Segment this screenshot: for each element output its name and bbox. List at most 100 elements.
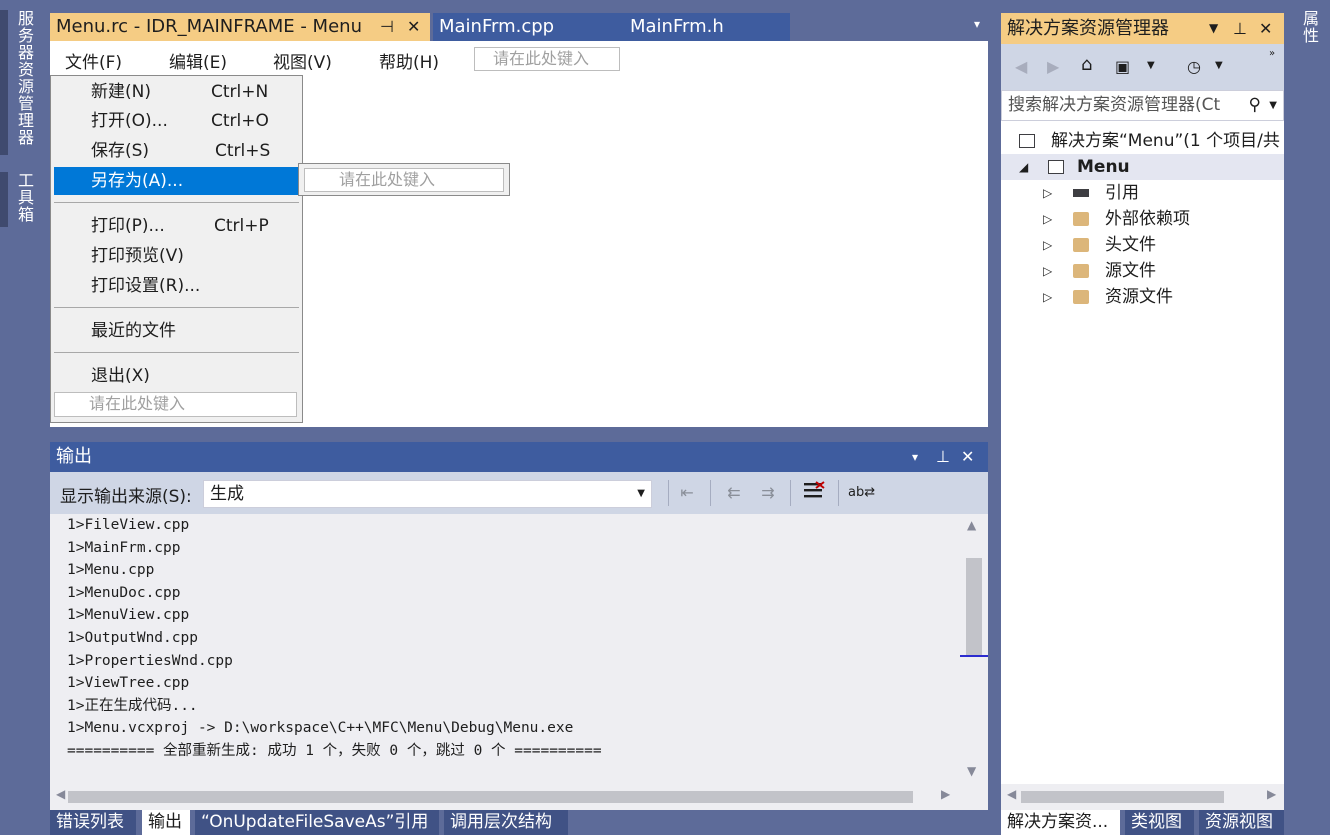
- output-line: 1>Menu.cpp: [67, 562, 155, 579]
- solution-search-input[interactable]: 搜索解决方案资源管理器(Ct ⚲ ▼: [1001, 90, 1284, 121]
- output-lines: 1>FileView.cpp 1>MainFrm.cpp 1>Menu.cpp …: [67, 514, 602, 763]
- go-to-message-icon[interactable]: ⇤: [675, 481, 699, 505]
- tab-solution-explorer[interactable]: 解决方案资...: [1001, 810, 1120, 835]
- output-toolbar: 显示输出来源(S): 生成 ▼ ⇤ ⇇ ⇉ ab⇄: [50, 472, 988, 514]
- tab-output[interactable]: 输出: [142, 810, 190, 835]
- search-icon[interactable]: ⚲: [1249, 91, 1261, 120]
- scroll-down-icon[interactable]: ▼: [967, 764, 976, 778]
- close-icon[interactable]: ✕: [1259, 13, 1272, 44]
- doc-tab-menu-rc[interactable]: Menu.rc - IDR_MAINFRAME - Menu ⊣ ✕: [50, 13, 430, 41]
- menu-item-save[interactable]: 保存(S) Ctrl+S: [54, 137, 299, 165]
- scroll-right-icon[interactable]: ▶: [941, 787, 950, 801]
- toolbox-tab[interactable]: 工具箱: [12, 172, 36, 223]
- pending-changes-icon[interactable]: ◷: [1187, 57, 1201, 76]
- panel-dropdown-icon[interactable]: ▾: [912, 442, 918, 472]
- menu-item-print[interactable]: 打印(P)... Ctrl+P: [54, 212, 299, 240]
- search-placeholder: 搜索解决方案资源管理器(Ct: [1008, 95, 1221, 115]
- tree-solution-node[interactable]: 解决方案“Menu”(1 个项目/共: [1019, 128, 1284, 154]
- menu-item-open[interactable]: 打开(O)... Ctrl+O: [54, 107, 299, 135]
- forward-icon[interactable]: ▶: [1047, 57, 1059, 76]
- tree-node-references[interactable]: ▷ 引用: [1043, 180, 1283, 206]
- chevron-down-icon[interactable]: ▼: [1269, 91, 1277, 120]
- pin-icon[interactable]: ⊥: [936, 442, 950, 472]
- menu-file[interactable]: 文件(F): [65, 48, 122, 73]
- doc-tab-label: Menu.rc - IDR_MAINFRAME - Menu: [56, 16, 362, 37]
- menu-item-new[interactable]: 新建(N) Ctrl+N: [54, 78, 299, 106]
- next-message-icon[interactable]: ⇉: [756, 481, 780, 505]
- panel-dropdown-icon[interactable]: ▼: [1209, 13, 1218, 44]
- chevron-down-icon[interactable]: ▼: [1147, 60, 1155, 71]
- expand-icon[interactable]: ▷: [1043, 232, 1052, 258]
- expand-icon[interactable]: ▷: [1043, 284, 1052, 310]
- tab-resource-view[interactable]: 资源视图: [1199, 810, 1284, 835]
- clear-all-icon[interactable]: [802, 481, 826, 505]
- output-vertical-scrollbar[interactable]: ▲ ▼: [959, 514, 988, 784]
- menu-help[interactable]: 帮助(H): [379, 48, 439, 73]
- output-text-area[interactable]: 1>FileView.cpp 1>MainFrm.cpp 1>Menu.cpp …: [50, 514, 988, 810]
- solution-explorer-title: 解决方案资源管理器 ▼ ⊥ ✕: [1001, 13, 1284, 44]
- chevron-down-icon[interactable]: ▼: [1215, 60, 1223, 71]
- output-line: 1>OutputWnd.cpp: [67, 629, 198, 646]
- tab-references[interactable]: “OnUpdateFileSaveAs”引用: [195, 810, 439, 835]
- toolbar-separator: [710, 480, 711, 506]
- toolbar-separator: [668, 480, 669, 506]
- menubar-type-here-input[interactable]: 请在此处键入: [474, 47, 620, 71]
- output-line: 1>正在生成代码...: [67, 697, 198, 714]
- submenu-type-here-input[interactable]: 请在此处键入: [304, 168, 504, 192]
- tree-project-node[interactable]: ◢ Menu: [1019, 154, 1284, 180]
- close-icon[interactable]: ✕: [961, 442, 974, 472]
- menu-item-exit[interactable]: 退出(X): [54, 362, 299, 390]
- tab-list-dropdown-icon[interactable]: ▾: [970, 17, 984, 35]
- file-menu-dropdown: 新建(N) Ctrl+N 打开(O)... Ctrl+O 保存(S) Ctrl+…: [50, 75, 303, 423]
- scroll-position-marker: [960, 655, 988, 657]
- scroll-up-icon[interactable]: ▲: [967, 518, 976, 532]
- scroll-right-icon[interactable]: ▶: [1267, 787, 1276, 801]
- menu-item-save-as[interactable]: 另存为(A)...: [54, 167, 299, 195]
- output-horizontal-scrollbar[interactable]: ◀ ▶: [50, 784, 959, 810]
- tab-error-list[interactable]: 错误列表: [50, 810, 136, 835]
- menu-item-recent-files[interactable]: 最近的文件: [54, 317, 299, 345]
- menu-separator: [54, 307, 299, 308]
- server-explorer-tab[interactable]: 服务器资源管理器: [12, 10, 36, 146]
- scroll-corner: [959, 784, 988, 810]
- bottom-tool-tabs: 错误列表 输出 “OnUpdateFileSaveAs”引用 调用层次结构: [50, 810, 988, 835]
- doc-tab-mainfrm-h[interactable]: MainFrm.h: [624, 13, 790, 41]
- overflow-icon[interactable]: »: [1269, 48, 1275, 59]
- tree-node-external-deps[interactable]: ▷ 外部依赖项: [1043, 206, 1283, 232]
- solution-horizontal-scrollbar[interactable]: ◀ ▶: [1001, 784, 1284, 810]
- scroll-thumb[interactable]: [1021, 791, 1224, 803]
- pin-icon[interactable]: ⊣: [380, 13, 394, 41]
- pin-icon[interactable]: ⊥: [1233, 13, 1247, 44]
- menu-view[interactable]: 视图(V): [273, 48, 332, 73]
- close-icon[interactable]: ✕: [407, 13, 420, 41]
- scroll-thumb[interactable]: [68, 791, 913, 803]
- tree-node-source-files[interactable]: ▷ 源文件: [1043, 258, 1283, 284]
- switch-views-icon[interactable]: ▣: [1115, 57, 1130, 76]
- solution-icon: [1019, 134, 1035, 148]
- tree-node-header-files[interactable]: ▷ 头文件: [1043, 232, 1283, 258]
- scroll-left-icon[interactable]: ◀: [56, 787, 65, 801]
- back-icon[interactable]: ◀: [1015, 57, 1027, 76]
- scroll-thumb[interactable]: [966, 558, 982, 656]
- collapse-icon[interactable]: ◢: [1019, 154, 1028, 180]
- menu-item-print-preview[interactable]: 打印预览(V): [54, 242, 299, 270]
- tab-class-view[interactable]: 类视图: [1125, 810, 1194, 835]
- folder-icon: [1073, 212, 1089, 226]
- expand-icon[interactable]: ▷: [1043, 258, 1052, 284]
- solution-tree[interactable]: 解决方案“Menu”(1 个项目/共 ◢ Menu ▷ 引用 ▷ 外部依赖项 ▷…: [1001, 121, 1284, 784]
- word-wrap-icon[interactable]: ab⇄: [848, 481, 875, 505]
- menu-edit[interactable]: 编辑(E): [169, 48, 227, 73]
- expand-icon[interactable]: ▷: [1043, 180, 1052, 206]
- menu-item-print-setup[interactable]: 打印设置(R)...: [54, 272, 299, 300]
- output-source-select[interactable]: 生成 ▼: [203, 480, 652, 508]
- tab-call-hierarchy[interactable]: 调用层次结构: [444, 810, 568, 835]
- home-icon[interactable]: ⌂: [1081, 54, 1092, 75]
- tree-node-resource-files[interactable]: ▷ 资源文件: [1043, 284, 1283, 310]
- expand-icon[interactable]: ▷: [1043, 206, 1052, 232]
- previous-message-icon[interactable]: ⇇: [722, 481, 746, 505]
- toolbox-marker: [0, 172, 8, 227]
- folder-icon: [1073, 238, 1089, 252]
- properties-tab[interactable]: 属性: [1297, 10, 1321, 44]
- scroll-left-icon[interactable]: ◀: [1007, 787, 1016, 801]
- dropdown-type-here-input[interactable]: 请在此处键入: [54, 392, 297, 417]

◇ ◇ ◇ ◇ ◇

Short task =
Turn everything from the line containing "- output-line: 1>Menu.cpp: [67, 562, 155, 579]" down to the line containing "128, 1284, 154]", both ends included, into a numbered list, leaving out any blank lines.

Response below =
1. - output-line: 1>Menu.cpp: [67, 562, 155, 579]
2. - solution-search-input[interactable]: 搜索解决方案资源管理器(Ct ⚲ ▼: [1001, 90, 1284, 121]
3. - output-lines: 1>FileView.cpp 1>MainFrm.cpp 1>Menu.cpp …: [67, 514, 602, 763]
4. - go-to-message-icon[interactable]: ⇤: [675, 481, 699, 505]
5. - tab-solution-explorer[interactable]: 解决方案资...: [1001, 810, 1120, 835]
6. - output-toolbar: 显示输出来源(S): 生成 ▼ ⇤ ⇇ ⇉ ab⇄: [50, 472, 988, 514]
7. - tab-output[interactable]: 输出: [142, 810, 190, 835]
8. - search-icon[interactable]: ⚲: [1249, 91, 1261, 120]
9. - scroll-down-icon[interactable]: ▼: [967, 764, 976, 778]
10. - close-icon[interactable]: ✕: [1259, 13, 1272, 44]
11. - doc-tab-menu-rc[interactable]: Menu.rc - IDR_MAINFRAME - Menu ⊣ ✕: [50, 13, 430, 41]
12. - menu-item-save[interactable]: 保存(S) Ctrl+S: [54, 137, 299, 165]
13. - scroll-right-icon[interactable]: ▶: [941, 787, 950, 801]
14. - toolbox-tab[interactable]: 工具箱: [12, 172, 36, 223]
15. - pending-changes-icon[interactable]: ◷: [1187, 57, 1201, 76]
16. - panel-dropdown-icon[interactable]: ▾: [912, 442, 918, 472]
17. - menu-item-print[interactable]: 打印(P)... Ctrl+P: [54, 212, 299, 240]
18. - search-placeholder: 搜索解决方案资源管理器(Ct: [1008, 95, 1221, 115]
19. - tree-solution-node[interactable]: 解决方案“Menu”(1 个项目/共: [1019, 128, 1284, 154]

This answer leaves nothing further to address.